▶ [Work to do]: Count lines, not occurrences: give the number of lines holding the word "csomópontok", and nothing besides.

▶ [Source data]:
** begin **
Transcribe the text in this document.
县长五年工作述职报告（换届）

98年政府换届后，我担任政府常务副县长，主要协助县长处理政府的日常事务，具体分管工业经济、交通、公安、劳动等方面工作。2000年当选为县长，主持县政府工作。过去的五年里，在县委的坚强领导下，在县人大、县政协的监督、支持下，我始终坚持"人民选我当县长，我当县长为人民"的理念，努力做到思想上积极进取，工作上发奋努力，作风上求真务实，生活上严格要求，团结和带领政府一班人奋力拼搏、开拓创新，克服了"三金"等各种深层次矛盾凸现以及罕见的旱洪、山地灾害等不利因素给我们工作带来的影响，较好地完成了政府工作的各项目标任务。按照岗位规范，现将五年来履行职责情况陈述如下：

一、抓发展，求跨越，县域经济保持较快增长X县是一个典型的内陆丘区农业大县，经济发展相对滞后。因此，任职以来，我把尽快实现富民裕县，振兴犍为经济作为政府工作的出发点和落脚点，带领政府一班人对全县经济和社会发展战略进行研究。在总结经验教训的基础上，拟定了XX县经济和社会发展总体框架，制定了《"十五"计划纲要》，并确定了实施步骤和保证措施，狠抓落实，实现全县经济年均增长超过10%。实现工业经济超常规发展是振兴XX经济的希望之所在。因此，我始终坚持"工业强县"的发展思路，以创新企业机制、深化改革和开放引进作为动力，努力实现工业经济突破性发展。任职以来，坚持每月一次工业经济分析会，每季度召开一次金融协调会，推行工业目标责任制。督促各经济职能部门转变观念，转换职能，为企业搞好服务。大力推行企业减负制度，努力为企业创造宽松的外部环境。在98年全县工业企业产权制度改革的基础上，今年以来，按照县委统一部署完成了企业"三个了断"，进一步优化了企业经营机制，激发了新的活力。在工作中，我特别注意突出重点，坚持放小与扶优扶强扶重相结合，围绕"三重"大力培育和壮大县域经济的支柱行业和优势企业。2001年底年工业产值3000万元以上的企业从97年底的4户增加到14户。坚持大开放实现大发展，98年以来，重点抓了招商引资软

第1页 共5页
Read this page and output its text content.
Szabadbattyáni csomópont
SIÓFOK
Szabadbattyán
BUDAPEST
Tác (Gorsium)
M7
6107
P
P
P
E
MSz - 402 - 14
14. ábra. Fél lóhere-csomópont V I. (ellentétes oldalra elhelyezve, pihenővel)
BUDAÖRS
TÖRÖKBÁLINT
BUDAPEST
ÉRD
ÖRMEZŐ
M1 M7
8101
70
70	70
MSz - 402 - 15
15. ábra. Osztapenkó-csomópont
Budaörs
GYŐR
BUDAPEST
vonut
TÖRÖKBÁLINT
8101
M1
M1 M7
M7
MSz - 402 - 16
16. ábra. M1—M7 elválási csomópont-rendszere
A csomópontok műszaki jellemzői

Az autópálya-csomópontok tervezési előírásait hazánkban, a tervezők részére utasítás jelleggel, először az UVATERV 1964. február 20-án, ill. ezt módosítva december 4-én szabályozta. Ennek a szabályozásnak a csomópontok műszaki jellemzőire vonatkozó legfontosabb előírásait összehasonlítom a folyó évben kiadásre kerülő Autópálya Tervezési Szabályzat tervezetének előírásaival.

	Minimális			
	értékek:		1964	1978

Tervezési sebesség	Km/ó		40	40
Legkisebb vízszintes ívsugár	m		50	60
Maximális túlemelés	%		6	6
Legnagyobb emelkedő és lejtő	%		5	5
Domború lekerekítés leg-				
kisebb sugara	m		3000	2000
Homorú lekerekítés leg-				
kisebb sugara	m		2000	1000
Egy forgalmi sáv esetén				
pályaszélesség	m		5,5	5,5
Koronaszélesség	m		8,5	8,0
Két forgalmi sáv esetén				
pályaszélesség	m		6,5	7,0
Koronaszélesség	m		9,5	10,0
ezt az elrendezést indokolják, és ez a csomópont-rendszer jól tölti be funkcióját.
** end **
** begin **
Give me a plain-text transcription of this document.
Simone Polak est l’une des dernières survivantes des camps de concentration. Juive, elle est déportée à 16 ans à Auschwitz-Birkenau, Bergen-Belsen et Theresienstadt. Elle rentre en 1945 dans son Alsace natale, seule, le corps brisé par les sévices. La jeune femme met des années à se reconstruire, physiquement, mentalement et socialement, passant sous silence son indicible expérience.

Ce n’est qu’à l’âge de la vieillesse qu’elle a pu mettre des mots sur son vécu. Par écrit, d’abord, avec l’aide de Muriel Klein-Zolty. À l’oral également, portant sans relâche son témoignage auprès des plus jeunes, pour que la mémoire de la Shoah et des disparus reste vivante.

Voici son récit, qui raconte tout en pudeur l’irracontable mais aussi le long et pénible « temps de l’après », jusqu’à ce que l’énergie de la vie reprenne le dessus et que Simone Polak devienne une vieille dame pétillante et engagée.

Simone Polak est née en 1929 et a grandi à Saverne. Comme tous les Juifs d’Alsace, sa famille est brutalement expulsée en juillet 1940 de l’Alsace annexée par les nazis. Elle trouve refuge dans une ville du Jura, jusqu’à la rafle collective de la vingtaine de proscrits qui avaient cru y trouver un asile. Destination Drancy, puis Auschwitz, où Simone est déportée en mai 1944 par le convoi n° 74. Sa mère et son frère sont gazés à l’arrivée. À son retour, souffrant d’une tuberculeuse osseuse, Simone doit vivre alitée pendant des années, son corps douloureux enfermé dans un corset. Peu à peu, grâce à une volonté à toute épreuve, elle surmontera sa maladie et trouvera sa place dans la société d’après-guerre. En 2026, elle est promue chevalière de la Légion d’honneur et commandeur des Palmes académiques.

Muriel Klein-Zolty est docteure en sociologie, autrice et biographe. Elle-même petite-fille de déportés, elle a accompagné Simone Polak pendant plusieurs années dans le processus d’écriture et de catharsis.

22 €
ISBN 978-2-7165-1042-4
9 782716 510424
** end **
▶ [Finished exercise]: 2